_REQUIREMENTS_: Change "Distribucion" to "Distribución" in the rows from the start of the rows up to and including the line with "slice-percent-negativo: 5.0% (294, 153, 325, 167)". Give those lines back with nothing else altered.
==*==
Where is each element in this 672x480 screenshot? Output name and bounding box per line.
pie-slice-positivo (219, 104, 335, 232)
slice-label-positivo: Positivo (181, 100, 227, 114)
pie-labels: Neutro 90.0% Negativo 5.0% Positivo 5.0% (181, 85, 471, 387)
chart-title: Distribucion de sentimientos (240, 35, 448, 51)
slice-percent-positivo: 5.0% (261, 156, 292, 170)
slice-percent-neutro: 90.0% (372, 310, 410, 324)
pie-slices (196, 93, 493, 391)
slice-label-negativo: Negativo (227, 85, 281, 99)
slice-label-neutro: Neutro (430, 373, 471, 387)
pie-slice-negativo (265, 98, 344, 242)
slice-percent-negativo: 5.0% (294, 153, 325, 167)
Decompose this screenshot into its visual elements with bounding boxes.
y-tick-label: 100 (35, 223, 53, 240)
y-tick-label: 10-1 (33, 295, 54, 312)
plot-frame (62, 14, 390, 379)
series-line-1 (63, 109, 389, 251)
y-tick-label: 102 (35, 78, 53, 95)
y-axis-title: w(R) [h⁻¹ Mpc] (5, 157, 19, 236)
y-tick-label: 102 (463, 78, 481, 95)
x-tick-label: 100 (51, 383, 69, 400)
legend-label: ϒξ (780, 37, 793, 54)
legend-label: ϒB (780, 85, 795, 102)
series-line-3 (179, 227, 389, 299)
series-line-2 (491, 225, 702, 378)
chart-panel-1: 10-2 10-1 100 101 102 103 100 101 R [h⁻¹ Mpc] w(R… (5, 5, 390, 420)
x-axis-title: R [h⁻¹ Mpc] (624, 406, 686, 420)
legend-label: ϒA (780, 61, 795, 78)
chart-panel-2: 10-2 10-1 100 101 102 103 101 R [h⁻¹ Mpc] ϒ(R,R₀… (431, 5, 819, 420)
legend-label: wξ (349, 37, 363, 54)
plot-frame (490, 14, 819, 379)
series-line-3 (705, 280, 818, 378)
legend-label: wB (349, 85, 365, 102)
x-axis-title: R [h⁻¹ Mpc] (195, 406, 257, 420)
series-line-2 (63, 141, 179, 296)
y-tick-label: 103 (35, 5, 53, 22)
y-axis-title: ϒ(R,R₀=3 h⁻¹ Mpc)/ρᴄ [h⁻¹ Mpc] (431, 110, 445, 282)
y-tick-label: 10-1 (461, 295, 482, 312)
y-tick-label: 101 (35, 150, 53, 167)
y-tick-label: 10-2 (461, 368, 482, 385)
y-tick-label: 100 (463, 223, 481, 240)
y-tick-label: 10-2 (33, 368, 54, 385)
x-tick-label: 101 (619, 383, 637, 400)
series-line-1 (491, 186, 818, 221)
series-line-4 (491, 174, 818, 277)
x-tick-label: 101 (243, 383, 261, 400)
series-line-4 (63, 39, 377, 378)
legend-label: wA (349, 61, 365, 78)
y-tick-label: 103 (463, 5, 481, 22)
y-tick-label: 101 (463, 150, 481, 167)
==*==
_FINAL RESULT_:
Where is each element in this 672x480 screenshot? Output name and bounding box per line.
pie-slice-positivo (219, 104, 335, 232)
slice-label-positivo: Positivo (181, 100, 227, 114)
pie-labels: Neutro 90.0% Negativo 5.0% Positivo 5.0% (181, 85, 471, 387)
chart-title: Distribución de sentimientos (240, 35, 448, 51)
slice-percent-positivo: 5.0% (261, 156, 292, 170)
slice-percent-neutro: 90.0% (372, 310, 410, 324)
pie-slices (196, 93, 493, 391)
slice-label-negativo: Negativo (227, 85, 281, 99)
slice-label-neutro: Neutro (430, 373, 471, 387)
pie-slice-negativo (265, 98, 344, 242)
slice-percent-negativo: 5.0% (294, 153, 325, 167)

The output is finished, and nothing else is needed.